> [Records excerpted from a collection]:

━━━━━━

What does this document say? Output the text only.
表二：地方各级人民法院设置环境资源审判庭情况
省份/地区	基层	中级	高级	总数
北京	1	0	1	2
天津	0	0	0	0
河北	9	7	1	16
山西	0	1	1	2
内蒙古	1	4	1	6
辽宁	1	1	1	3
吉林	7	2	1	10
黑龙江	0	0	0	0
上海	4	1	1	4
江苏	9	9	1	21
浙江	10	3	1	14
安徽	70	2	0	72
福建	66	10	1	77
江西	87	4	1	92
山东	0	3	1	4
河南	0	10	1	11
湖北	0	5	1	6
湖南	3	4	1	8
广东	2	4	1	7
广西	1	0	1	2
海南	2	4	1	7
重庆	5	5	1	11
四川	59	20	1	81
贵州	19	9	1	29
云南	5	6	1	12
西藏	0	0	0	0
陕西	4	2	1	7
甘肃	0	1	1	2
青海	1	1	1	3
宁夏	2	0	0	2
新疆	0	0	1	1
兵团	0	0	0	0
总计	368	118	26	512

━━━━━━

Retype the entries exactly, including every line.

What does this document say? Output the text only.
表二：地方各级人民法院设置环境资源审判庭情况
省份/地区	基层	中级	高级	总数
北京	1	0	1	2
天津	0	0	0	0
河北	9	7	1	16
山西	0	1	1	2
内蒙古	1	4	1	6
辽宁	1	1	1	3
吉林	7	2	1	10
黑龙江	0	0	0	0
上海	4	1	1	4
江苏	9	9	1	21
浙江	10	3	1	14
安徽	70	2	0	72
福建	66	10	1	77
江西	87	4	1	92
山东	0	3	1	4
河南	0	10	1	11
湖北	0	5	1	6
湖南	3	4	1	8
广东	2	4	1	7
广西	1	0	1	2
海南	2	4	1	7
重庆	5	5	1	11
四川	59	20	1	81
贵州	19	9	1	29
云南	5	6	1	12
西藏	0	0	0	0
陕西	4	2	1	7
甘肃	0	1	1	2
青海	1	1	1	3
宁夏	2	0	0	2
新疆	0	0	1	1
兵团	0	0	0	0
总计	368	118	26	512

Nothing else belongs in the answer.